Leave out the pictures and copy everything else below exactly.

╔══

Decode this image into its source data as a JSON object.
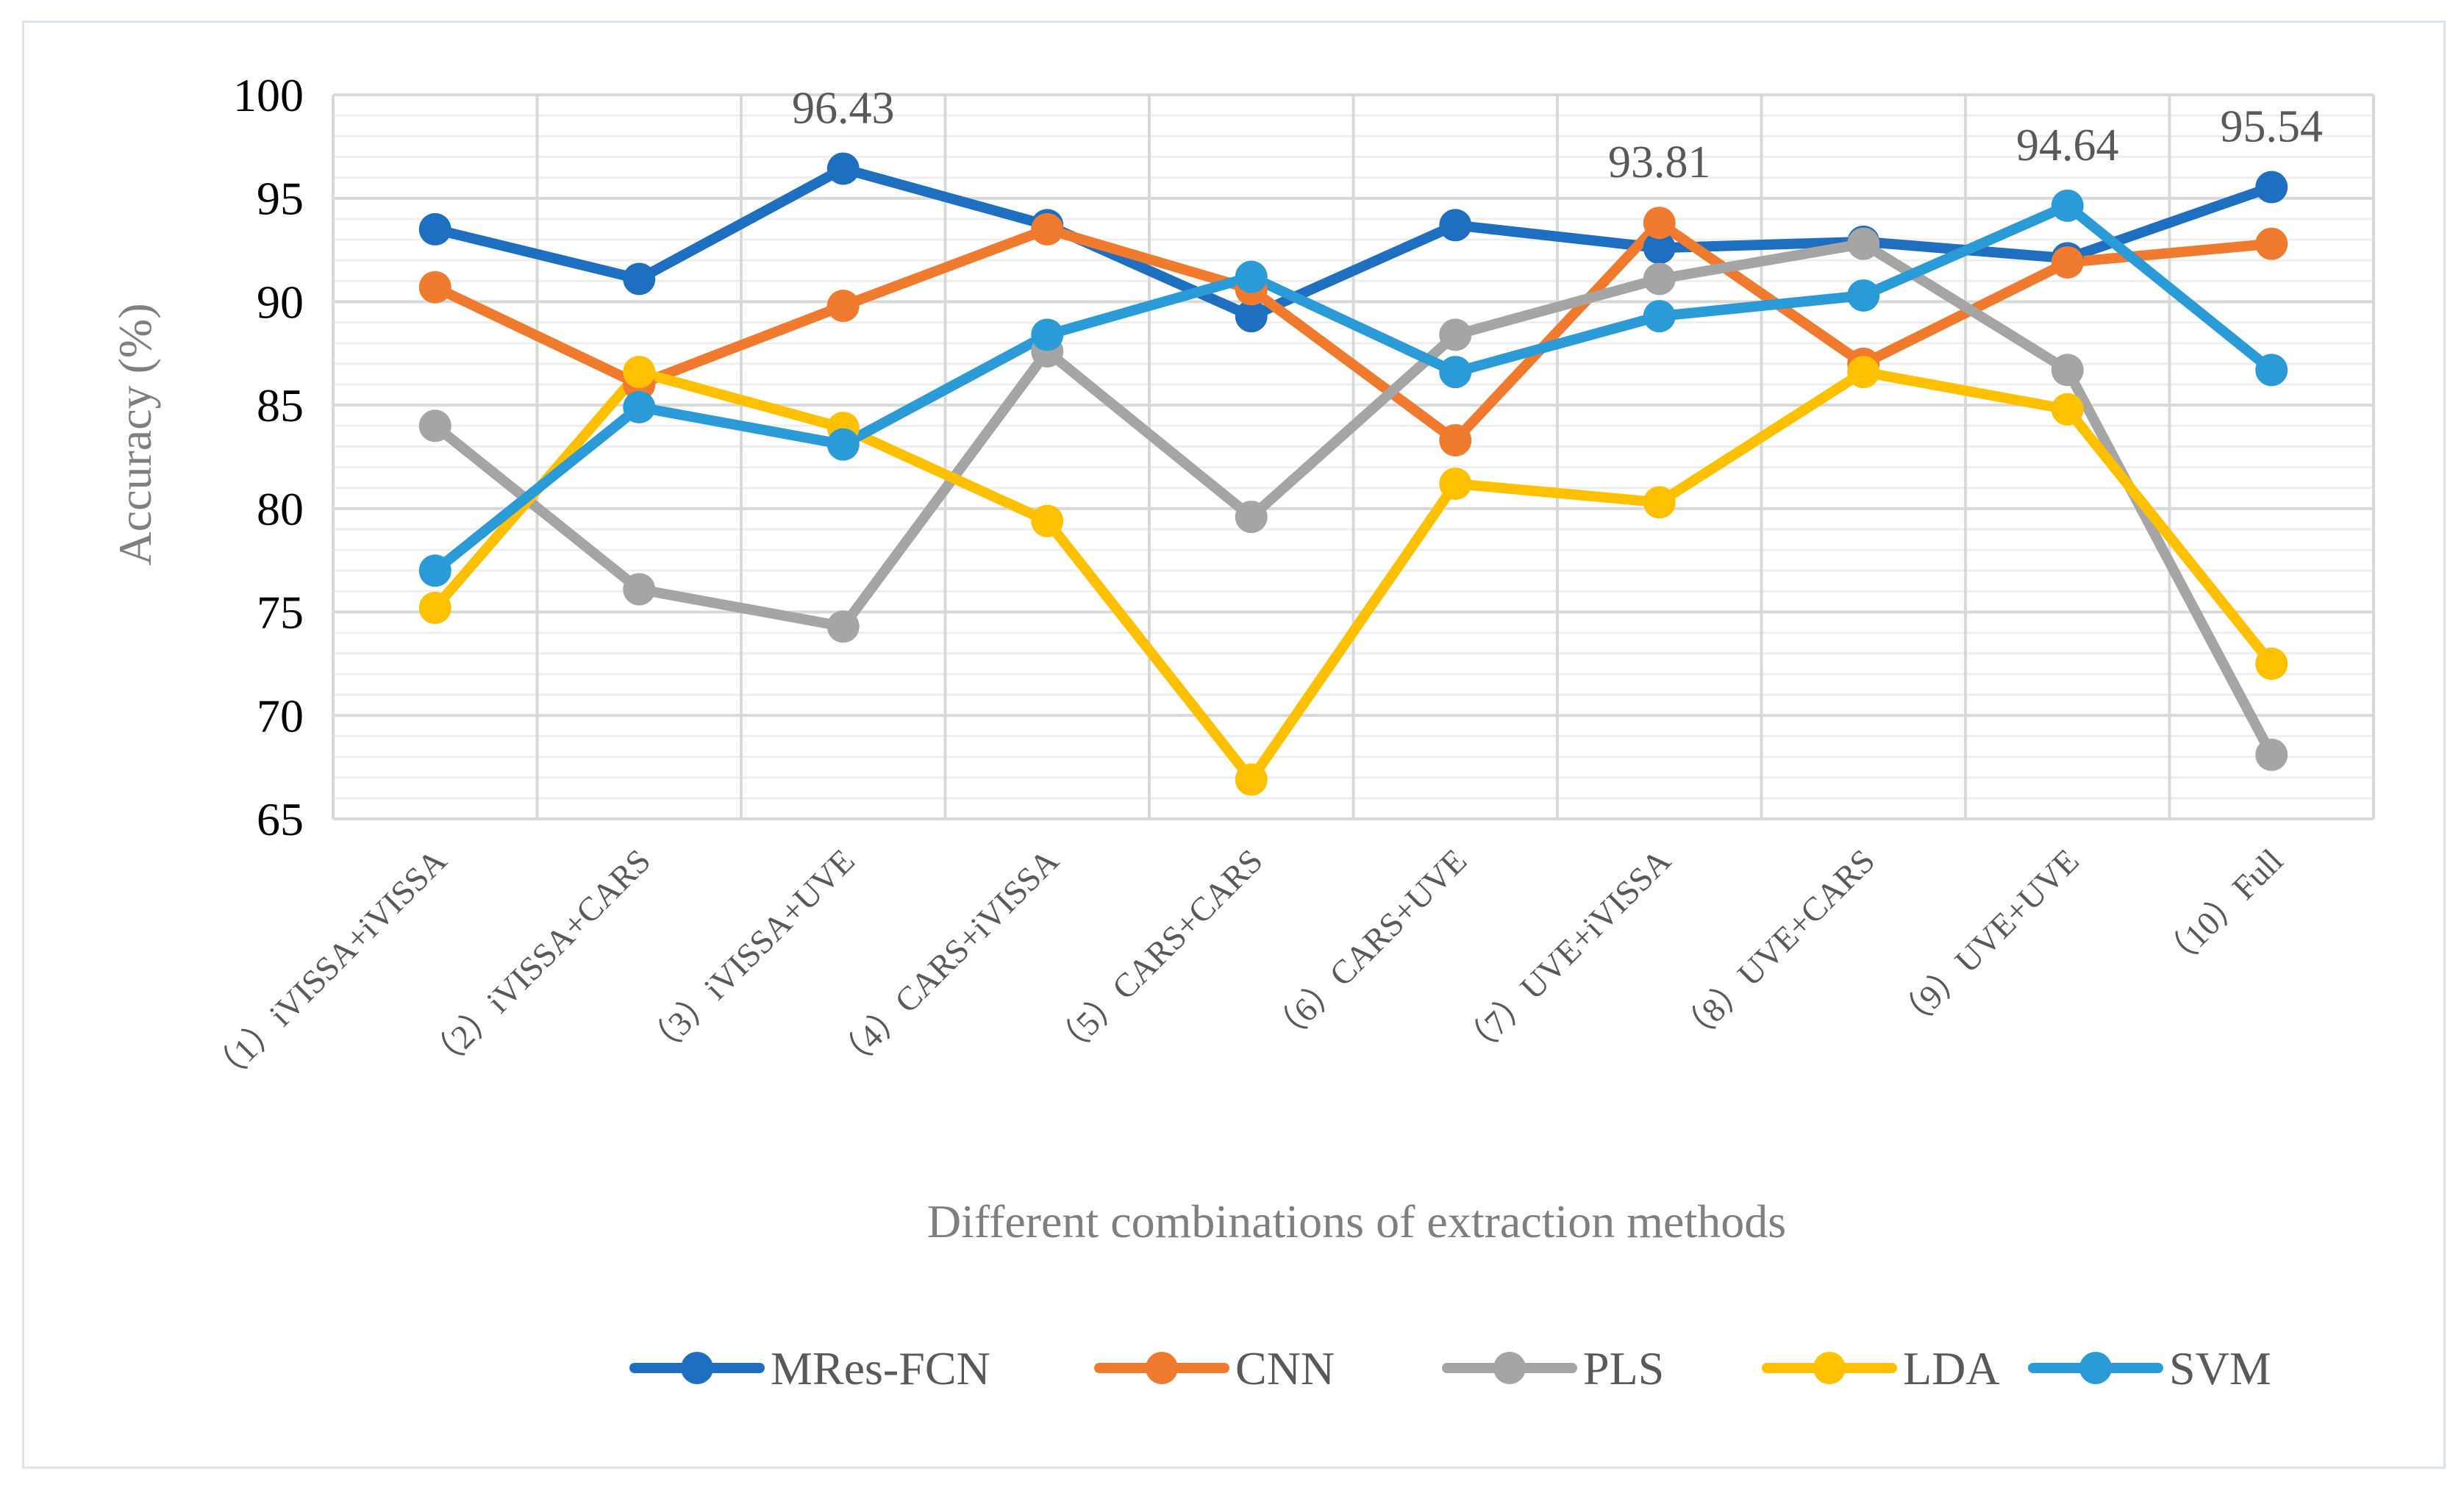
{
  "chart_data": {
    "type": "line",
    "title": "",
    "xlabel": "Different combinations of extraction methods",
    "ylabel": "Accuracy (%)",
    "ylim": [
      65,
      100
    ],
    "yticks": [
      65,
      70,
      75,
      80,
      85,
      90,
      95,
      100
    ],
    "grid": true,
    "legend": "bottom",
    "categories": [
      "（1）iVISSA+iVISSA",
      "（2）iVISSA+CARS",
      "（3）iVISSA+UVE",
      "（4）CARS+iVISSA",
      "（5）CARS+CARS",
      "（6）CARS+UVE",
      "（7）UVE+iVISSA",
      "（8）UVE+CARS",
      "（9）UVE+UVE",
      "（10）Full"
    ],
    "series": [
      {
        "name": "MRes-FCN",
        "color": "#1f6fc1",
        "values": [
          93.5,
          91.1,
          96.43,
          93.7,
          89.3,
          93.7,
          92.6,
          92.9,
          92.1,
          95.54
        ]
      },
      {
        "name": "CNN",
        "color": "#f07a2e",
        "values": [
          90.7,
          86.0,
          89.8,
          93.5,
          90.6,
          83.3,
          93.81,
          87.0,
          91.9,
          92.8
        ]
      },
      {
        "name": "PLS",
        "color": "#a5a5a5",
        "values": [
          84.0,
          76.1,
          74.3,
          87.6,
          79.6,
          88.4,
          91.1,
          92.8,
          86.7,
          68.1
        ]
      },
      {
        "name": "LDA",
        "color": "#ffc000",
        "values": [
          75.2,
          86.6,
          83.9,
          79.4,
          66.9,
          81.2,
          80.3,
          86.6,
          84.8,
          72.5
        ]
      },
      {
        "name": "SVM",
        "color": "#2b9bd7",
        "values": [
          77.0,
          84.9,
          83.1,
          88.4,
          91.2,
          86.6,
          89.3,
          90.3,
          94.64,
          86.7
        ]
      }
    ],
    "data_labels": [
      {
        "category_index": 2,
        "value": 96.43,
        "text": "96.43"
      },
      {
        "category_index": 6,
        "value": 93.81,
        "text": "93.81"
      },
      {
        "category_index": 8,
        "value": 94.64,
        "text": "94.64"
      },
      {
        "category_index": 9,
        "value": 95.54,
        "text": "95.54"
      }
    ]
  }
}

╚══

**Reply**
Decode this image into its source data as a JSON object.
{
  "chart_data": {
    "type": "line",
    "title": "",
    "xlabel": "Different combinations of extraction methods",
    "ylabel": "Accuracy (%)",
    "ylim": [
      65,
      100
    ],
    "yticks": [
      65,
      70,
      75,
      80,
      85,
      90,
      95,
      100
    ],
    "grid": true,
    "legend": "bottom",
    "categories": [
      "（1）iVISSA+iVISSA",
      "（2）iVISSA+CARS",
      "（3）iVISSA+UVE",
      "（4）CARS+iVISSA",
      "（5）CARS+CARS",
      "（6）CARS+UVE",
      "（7）UVE+iVISSA",
      "（8）UVE+CARS",
      "（9）UVE+UVE",
      "（10）Full"
    ],
    "series": [
      {
        "name": "MRes-FCN",
        "color": "#1f6fc1",
        "values": [
          93.5,
          91.1,
          96.43,
          93.7,
          89.3,
          93.7,
          92.6,
          92.9,
          92.1,
          95.54
        ]
      },
      {
        "name": "CNN",
        "color": "#f07a2e",
        "values": [
          90.7,
          86.0,
          89.8,
          93.5,
          90.6,
          83.3,
          93.81,
          87.0,
          91.9,
          92.8
        ]
      },
      {
        "name": "PLS",
        "color": "#a5a5a5",
        "values": [
          84.0,
          76.1,
          74.3,
          87.6,
          79.6,
          88.4,
          91.1,
          92.8,
          86.7,
          68.1
        ]
      },
      {
        "name": "LDA",
        "color": "#ffc000",
        "values": [
          75.2,
          86.6,
          83.9,
          79.4,
          66.9,
          81.2,
          80.3,
          86.6,
          84.8,
          72.5
        ]
      },
      {
        "name": "SVM",
        "color": "#2b9bd7",
        "values": [
          77.0,
          84.9,
          83.1,
          88.4,
          91.2,
          86.6,
          89.3,
          90.3,
          94.64,
          86.7
        ]
      }
    ],
    "data_labels": [
      {
        "category_index": 2,
        "value": 96.43,
        "text": "96.43"
      },
      {
        "category_index": 6,
        "value": 93.81,
        "text": "93.81"
      },
      {
        "category_index": 8,
        "value": 94.64,
        "text": "94.64"
      },
      {
        "category_index": 9,
        "value": 95.54,
        "text": "95.54"
      }
    ]
  }
}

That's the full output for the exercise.